▶ **Challenge**:
Extract, from the listing that follows, each line containing the word "aber".
===== Dataset entries
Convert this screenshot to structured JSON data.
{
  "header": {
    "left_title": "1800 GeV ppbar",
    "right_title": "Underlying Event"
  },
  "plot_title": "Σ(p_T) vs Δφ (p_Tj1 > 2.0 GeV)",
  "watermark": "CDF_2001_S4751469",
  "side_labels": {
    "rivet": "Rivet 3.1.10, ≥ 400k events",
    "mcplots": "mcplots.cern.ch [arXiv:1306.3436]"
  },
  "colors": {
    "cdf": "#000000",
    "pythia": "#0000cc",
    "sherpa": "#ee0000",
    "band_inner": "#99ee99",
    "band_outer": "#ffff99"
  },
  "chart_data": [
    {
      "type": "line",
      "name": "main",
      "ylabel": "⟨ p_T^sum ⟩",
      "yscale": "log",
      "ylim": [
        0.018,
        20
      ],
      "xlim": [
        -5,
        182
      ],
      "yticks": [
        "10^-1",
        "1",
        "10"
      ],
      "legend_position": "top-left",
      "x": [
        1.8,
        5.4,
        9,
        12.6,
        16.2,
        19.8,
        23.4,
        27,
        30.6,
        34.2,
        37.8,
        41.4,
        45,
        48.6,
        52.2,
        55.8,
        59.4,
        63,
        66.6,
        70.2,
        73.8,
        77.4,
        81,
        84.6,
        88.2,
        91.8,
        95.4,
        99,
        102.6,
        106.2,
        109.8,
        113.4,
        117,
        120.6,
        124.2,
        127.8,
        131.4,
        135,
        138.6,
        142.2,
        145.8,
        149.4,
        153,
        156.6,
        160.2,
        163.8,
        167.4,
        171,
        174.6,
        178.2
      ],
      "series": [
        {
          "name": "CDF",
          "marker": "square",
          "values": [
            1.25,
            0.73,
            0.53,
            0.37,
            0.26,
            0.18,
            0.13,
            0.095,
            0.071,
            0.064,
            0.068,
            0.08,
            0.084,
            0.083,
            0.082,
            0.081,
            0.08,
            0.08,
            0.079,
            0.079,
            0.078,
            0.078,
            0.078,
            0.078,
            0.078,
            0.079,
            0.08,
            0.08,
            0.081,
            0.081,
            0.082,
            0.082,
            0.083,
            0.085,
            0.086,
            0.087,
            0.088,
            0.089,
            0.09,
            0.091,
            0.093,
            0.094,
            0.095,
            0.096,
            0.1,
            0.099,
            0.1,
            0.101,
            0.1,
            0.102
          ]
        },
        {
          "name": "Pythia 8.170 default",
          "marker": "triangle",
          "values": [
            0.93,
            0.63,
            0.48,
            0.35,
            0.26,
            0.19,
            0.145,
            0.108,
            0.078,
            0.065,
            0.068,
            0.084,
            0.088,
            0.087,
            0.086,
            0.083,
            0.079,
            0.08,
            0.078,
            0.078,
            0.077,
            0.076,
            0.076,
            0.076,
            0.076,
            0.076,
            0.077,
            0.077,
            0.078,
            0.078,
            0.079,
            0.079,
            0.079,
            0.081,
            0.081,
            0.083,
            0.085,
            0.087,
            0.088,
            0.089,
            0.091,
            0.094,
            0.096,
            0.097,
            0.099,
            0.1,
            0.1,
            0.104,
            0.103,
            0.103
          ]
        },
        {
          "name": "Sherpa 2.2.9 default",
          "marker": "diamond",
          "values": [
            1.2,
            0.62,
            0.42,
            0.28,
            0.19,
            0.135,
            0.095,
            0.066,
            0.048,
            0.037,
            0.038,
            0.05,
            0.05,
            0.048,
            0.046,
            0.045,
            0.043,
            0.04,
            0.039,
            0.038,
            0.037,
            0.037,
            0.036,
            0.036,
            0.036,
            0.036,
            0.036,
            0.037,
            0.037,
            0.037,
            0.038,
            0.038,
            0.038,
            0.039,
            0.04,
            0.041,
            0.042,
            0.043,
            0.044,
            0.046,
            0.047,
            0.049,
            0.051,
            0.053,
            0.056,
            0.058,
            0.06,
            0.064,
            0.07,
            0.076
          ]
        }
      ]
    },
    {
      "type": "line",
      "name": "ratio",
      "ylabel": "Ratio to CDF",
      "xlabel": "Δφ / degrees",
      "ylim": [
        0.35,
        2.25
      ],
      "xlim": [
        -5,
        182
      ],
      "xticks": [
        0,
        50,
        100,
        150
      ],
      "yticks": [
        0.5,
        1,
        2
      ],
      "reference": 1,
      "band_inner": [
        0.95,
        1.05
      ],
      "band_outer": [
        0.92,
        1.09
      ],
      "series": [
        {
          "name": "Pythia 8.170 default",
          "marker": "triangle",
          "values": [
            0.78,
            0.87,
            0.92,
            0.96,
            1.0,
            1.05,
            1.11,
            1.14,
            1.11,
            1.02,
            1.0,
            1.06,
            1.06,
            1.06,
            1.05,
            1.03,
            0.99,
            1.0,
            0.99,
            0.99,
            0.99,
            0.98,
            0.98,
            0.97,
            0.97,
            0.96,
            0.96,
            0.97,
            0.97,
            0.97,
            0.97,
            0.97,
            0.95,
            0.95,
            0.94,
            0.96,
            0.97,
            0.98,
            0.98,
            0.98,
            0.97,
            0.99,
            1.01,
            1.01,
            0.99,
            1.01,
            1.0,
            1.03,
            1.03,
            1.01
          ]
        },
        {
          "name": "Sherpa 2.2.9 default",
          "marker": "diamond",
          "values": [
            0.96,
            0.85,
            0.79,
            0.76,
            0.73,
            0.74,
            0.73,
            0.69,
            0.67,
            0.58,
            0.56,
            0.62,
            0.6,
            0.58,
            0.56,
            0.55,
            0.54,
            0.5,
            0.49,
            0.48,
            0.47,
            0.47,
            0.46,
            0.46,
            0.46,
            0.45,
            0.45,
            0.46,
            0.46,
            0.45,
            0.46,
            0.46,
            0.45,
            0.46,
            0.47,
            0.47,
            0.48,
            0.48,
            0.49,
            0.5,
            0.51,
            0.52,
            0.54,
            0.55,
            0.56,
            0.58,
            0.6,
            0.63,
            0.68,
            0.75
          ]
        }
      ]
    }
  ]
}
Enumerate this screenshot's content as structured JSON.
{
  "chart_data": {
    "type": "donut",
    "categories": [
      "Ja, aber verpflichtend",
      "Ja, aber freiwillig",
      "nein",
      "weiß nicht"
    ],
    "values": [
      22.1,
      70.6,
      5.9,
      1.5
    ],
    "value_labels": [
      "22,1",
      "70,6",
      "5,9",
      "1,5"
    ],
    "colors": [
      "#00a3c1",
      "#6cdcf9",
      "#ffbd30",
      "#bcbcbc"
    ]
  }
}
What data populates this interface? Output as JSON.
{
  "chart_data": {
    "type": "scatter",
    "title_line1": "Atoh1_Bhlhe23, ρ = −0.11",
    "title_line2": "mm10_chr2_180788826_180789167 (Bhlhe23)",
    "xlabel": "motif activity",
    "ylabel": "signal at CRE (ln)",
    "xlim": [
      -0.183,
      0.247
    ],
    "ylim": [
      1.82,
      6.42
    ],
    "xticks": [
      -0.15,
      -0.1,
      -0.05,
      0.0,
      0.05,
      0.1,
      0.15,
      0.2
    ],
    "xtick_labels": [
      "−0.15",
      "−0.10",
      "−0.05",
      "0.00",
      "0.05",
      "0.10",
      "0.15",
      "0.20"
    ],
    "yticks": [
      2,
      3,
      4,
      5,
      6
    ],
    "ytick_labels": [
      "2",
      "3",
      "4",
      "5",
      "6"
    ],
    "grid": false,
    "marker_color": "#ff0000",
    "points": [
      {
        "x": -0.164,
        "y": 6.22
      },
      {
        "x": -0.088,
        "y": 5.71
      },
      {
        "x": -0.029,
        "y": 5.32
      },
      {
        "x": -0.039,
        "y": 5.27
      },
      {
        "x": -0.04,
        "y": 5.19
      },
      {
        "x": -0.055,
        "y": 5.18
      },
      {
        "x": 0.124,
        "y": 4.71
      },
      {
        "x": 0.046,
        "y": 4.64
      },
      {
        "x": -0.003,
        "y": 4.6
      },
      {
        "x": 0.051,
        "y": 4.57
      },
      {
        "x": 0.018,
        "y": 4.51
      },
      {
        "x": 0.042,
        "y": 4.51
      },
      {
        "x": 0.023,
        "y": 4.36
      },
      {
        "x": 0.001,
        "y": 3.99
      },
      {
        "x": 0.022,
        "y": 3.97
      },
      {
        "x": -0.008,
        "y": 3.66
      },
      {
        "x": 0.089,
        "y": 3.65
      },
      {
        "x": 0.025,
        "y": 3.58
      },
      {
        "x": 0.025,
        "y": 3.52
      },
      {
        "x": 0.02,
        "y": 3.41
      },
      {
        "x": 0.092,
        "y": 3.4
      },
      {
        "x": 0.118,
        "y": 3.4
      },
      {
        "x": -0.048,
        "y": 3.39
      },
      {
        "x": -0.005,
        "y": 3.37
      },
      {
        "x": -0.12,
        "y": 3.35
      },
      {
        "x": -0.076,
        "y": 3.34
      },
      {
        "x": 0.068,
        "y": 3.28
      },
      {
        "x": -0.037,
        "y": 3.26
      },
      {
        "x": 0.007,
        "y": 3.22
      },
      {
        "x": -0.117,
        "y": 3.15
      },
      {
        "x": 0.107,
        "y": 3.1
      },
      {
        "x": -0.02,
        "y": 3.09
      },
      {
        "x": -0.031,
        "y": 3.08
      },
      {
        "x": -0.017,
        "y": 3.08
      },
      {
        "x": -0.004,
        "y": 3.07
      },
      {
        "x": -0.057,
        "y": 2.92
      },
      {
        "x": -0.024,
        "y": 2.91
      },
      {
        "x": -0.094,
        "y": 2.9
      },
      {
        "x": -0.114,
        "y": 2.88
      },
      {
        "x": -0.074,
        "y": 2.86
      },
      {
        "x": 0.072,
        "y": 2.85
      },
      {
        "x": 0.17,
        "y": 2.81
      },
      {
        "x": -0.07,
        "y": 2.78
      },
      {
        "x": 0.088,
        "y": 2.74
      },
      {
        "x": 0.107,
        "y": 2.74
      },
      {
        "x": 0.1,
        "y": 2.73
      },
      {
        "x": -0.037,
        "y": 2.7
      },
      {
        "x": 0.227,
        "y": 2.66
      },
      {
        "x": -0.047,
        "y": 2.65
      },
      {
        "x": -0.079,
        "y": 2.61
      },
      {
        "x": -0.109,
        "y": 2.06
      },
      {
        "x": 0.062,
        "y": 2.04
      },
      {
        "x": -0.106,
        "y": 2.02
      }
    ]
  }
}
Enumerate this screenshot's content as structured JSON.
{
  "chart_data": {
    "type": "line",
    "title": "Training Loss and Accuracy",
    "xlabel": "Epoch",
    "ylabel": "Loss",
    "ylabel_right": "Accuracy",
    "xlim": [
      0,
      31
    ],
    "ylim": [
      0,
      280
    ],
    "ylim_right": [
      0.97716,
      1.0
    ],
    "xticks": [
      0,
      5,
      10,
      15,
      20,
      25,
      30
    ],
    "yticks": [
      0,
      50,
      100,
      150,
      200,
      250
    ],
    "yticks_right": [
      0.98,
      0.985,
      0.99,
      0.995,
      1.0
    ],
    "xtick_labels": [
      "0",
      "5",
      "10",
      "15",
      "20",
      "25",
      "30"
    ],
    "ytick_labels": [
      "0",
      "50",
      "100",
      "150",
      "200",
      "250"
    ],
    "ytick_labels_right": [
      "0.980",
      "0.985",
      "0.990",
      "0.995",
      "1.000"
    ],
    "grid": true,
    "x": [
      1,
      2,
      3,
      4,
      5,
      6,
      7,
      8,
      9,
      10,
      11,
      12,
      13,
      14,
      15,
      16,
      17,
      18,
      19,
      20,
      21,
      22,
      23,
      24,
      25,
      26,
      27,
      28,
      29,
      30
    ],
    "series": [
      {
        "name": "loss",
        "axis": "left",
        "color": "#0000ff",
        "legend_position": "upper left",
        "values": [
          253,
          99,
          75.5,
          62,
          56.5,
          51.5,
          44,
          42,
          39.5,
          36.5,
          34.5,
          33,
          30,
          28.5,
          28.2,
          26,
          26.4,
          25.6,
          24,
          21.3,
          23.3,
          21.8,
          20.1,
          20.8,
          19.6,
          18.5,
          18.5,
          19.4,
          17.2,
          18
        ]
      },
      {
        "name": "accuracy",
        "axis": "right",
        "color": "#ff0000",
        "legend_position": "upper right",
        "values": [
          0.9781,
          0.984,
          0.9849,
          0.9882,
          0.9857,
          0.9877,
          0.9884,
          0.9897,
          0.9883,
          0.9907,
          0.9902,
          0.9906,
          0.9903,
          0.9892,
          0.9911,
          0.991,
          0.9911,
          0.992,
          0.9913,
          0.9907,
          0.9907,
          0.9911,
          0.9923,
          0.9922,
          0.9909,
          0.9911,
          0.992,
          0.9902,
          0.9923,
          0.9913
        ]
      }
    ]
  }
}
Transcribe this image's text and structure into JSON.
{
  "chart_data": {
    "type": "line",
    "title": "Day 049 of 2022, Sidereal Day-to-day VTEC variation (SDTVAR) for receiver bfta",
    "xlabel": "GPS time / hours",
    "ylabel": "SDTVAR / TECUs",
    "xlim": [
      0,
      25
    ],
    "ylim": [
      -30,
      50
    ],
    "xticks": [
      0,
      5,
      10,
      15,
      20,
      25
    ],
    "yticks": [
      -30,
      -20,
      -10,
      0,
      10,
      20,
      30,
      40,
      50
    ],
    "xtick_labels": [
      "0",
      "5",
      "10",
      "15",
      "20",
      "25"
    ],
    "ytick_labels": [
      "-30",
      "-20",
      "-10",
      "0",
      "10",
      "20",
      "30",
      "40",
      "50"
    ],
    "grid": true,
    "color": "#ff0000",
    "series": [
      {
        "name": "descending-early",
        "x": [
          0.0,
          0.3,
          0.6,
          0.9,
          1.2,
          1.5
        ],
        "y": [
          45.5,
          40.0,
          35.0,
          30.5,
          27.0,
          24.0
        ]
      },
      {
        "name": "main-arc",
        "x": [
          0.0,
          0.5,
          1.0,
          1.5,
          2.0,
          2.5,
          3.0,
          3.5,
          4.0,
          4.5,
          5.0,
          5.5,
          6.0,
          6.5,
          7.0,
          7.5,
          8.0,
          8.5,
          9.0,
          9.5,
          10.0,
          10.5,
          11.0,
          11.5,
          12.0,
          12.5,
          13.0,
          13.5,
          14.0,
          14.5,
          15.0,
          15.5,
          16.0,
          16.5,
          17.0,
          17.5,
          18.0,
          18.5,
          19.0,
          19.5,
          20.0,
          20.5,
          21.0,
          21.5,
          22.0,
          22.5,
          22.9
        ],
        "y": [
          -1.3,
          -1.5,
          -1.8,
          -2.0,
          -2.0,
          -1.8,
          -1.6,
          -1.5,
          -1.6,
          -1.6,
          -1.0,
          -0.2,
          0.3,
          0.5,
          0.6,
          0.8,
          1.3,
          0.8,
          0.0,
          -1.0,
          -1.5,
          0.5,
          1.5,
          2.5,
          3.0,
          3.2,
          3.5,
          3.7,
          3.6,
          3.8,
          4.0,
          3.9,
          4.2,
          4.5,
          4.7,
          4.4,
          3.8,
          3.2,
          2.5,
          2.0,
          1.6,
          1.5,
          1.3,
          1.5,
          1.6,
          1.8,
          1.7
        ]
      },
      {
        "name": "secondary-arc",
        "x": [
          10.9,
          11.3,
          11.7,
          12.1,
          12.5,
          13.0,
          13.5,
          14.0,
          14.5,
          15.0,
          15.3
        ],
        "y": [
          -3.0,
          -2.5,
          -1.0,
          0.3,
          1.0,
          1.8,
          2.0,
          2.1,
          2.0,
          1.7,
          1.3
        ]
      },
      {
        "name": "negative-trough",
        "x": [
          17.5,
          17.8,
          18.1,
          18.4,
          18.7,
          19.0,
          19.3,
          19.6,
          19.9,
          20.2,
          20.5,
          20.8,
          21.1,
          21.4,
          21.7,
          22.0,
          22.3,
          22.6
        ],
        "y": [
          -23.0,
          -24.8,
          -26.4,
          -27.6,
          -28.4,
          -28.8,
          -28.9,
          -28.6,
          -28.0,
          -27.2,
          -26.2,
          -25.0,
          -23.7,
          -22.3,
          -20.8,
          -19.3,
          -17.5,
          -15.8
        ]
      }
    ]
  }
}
==========
▶ **The output**:
      "Ja, aber verpflichtend",
      "Ja, aber freiwillig",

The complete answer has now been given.